(STATED GOAL):
Reproduce all the lines below exactly and omit the images.

====

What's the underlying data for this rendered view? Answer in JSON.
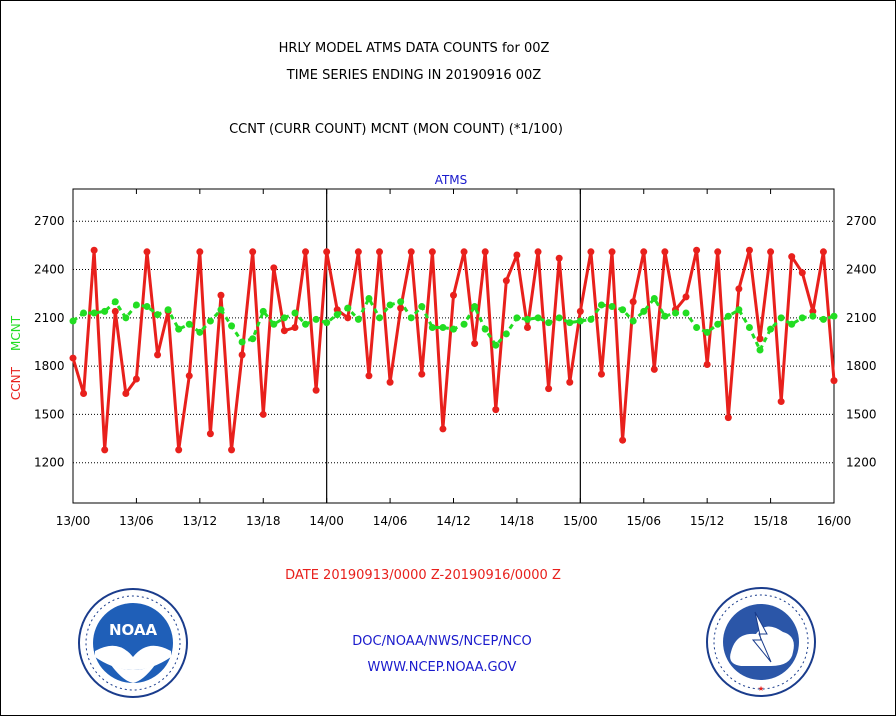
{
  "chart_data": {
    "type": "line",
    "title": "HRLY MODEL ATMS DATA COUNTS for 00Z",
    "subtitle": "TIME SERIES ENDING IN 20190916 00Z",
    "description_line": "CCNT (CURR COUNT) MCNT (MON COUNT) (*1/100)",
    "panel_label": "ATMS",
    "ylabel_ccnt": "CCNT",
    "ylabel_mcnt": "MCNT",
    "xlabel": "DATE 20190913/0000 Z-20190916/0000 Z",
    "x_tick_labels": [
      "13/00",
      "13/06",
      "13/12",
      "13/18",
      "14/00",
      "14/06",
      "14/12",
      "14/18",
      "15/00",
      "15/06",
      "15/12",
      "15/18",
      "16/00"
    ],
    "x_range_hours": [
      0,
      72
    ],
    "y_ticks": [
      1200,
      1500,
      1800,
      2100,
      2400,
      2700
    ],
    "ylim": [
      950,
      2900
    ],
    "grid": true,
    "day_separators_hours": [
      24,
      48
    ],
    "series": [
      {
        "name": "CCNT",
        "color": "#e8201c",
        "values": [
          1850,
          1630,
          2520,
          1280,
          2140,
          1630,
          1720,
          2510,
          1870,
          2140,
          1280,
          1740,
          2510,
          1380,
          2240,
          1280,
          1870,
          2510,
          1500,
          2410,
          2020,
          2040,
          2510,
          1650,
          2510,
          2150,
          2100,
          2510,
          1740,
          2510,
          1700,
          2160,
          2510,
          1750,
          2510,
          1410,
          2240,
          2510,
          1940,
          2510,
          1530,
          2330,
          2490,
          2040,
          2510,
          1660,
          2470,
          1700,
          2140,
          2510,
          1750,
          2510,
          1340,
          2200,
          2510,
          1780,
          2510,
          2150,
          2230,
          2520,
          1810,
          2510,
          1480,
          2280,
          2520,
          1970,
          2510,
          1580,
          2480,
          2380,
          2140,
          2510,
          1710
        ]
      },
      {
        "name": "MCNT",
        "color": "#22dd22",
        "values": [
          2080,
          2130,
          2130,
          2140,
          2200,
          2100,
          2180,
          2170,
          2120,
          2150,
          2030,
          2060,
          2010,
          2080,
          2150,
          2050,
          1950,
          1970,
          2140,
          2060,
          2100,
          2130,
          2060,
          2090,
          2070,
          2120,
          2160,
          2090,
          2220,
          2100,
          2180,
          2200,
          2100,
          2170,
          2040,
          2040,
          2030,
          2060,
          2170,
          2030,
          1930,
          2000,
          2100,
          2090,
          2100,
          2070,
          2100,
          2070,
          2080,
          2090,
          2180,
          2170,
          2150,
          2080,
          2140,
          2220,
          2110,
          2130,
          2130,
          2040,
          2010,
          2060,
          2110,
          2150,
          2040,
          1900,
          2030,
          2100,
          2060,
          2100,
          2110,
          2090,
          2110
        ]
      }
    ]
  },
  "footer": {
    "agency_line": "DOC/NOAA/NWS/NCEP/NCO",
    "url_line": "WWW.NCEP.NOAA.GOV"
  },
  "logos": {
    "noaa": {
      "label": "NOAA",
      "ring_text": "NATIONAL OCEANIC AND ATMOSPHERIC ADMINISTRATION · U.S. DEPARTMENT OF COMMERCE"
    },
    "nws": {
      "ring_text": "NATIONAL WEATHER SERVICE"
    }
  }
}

====

(FINAL ANSWER):
What's the underlying data for this rendered view? Answer in JSON.
{
  "chart_data": {
    "type": "line",
    "title": "HRLY MODEL ATMS DATA COUNTS for 00Z",
    "subtitle": "TIME SERIES ENDING IN 20190916 00Z",
    "description_line": "CCNT (CURR COUNT) MCNT (MON COUNT) (*1/100)",
    "panel_label": "ATMS",
    "ylabel_ccnt": "CCNT",
    "ylabel_mcnt": "MCNT",
    "xlabel": "DATE 20190913/0000 Z-20190916/0000 Z",
    "x_tick_labels": [
      "13/00",
      "13/06",
      "13/12",
      "13/18",
      "14/00",
      "14/06",
      "14/12",
      "14/18",
      "15/00",
      "15/06",
      "15/12",
      "15/18",
      "16/00"
    ],
    "x_range_hours": [
      0,
      72
    ],
    "y_ticks": [
      1200,
      1500,
      1800,
      2100,
      2400,
      2700
    ],
    "ylim": [
      950,
      2900
    ],
    "grid": true,
    "day_separators_hours": [
      24,
      48
    ],
    "series": [
      {
        "name": "CCNT",
        "color": "#e8201c",
        "values": [
          1850,
          1630,
          2520,
          1280,
          2140,
          1630,
          1720,
          2510,
          1870,
          2140,
          1280,
          1740,
          2510,
          1380,
          2240,
          1280,
          1870,
          2510,
          1500,
          2410,
          2020,
          2040,
          2510,
          1650,
          2510,
          2150,
          2100,
          2510,
          1740,
          2510,
          1700,
          2160,
          2510,
          1750,
          2510,
          1410,
          2240,
          2510,
          1940,
          2510,
          1530,
          2330,
          2490,
          2040,
          2510,
          1660,
          2470,
          1700,
          2140,
          2510,
          1750,
          2510,
          1340,
          2200,
          2510,
          1780,
          2510,
          2150,
          2230,
          2520,
          1810,
          2510,
          1480,
          2280,
          2520,
          1970,
          2510,
          1580,
          2480,
          2380,
          2140,
          2510,
          1710
        ]
      },
      {
        "name": "MCNT",
        "color": "#22dd22",
        "values": [
          2080,
          2130,
          2130,
          2140,
          2200,
          2100,
          2180,
          2170,
          2120,
          2150,
          2030,
          2060,
          2010,
          2080,
          2150,
          2050,
          1950,
          1970,
          2140,
          2060,
          2100,
          2130,
          2060,
          2090,
          2070,
          2120,
          2160,
          2090,
          2220,
          2100,
          2180,
          2200,
          2100,
          2170,
          2040,
          2040,
          2030,
          2060,
          2170,
          2030,
          1930,
          2000,
          2100,
          2090,
          2100,
          2070,
          2100,
          2070,
          2080,
          2090,
          2180,
          2170,
          2150,
          2080,
          2140,
          2220,
          2110,
          2130,
          2130,
          2040,
          2010,
          2060,
          2110,
          2150,
          2040,
          1900,
          2030,
          2100,
          2060,
          2100,
          2110,
          2090,
          2110
        ]
      }
    ]
  },
  "footer": {
    "agency_line": "DOC/NOAA/NWS/NCEP/NCO",
    "url_line": "WWW.NCEP.NOAA.GOV"
  },
  "logos": {
    "noaa": {
      "label": "NOAA",
      "ring_text": "NATIONAL OCEANIC AND ATMOSPHERIC ADMINISTRATION · U.S. DEPARTMENT OF COMMERCE"
    },
    "nws": {
      "ring_text": "NATIONAL WEATHER SERVICE"
    }
  }
}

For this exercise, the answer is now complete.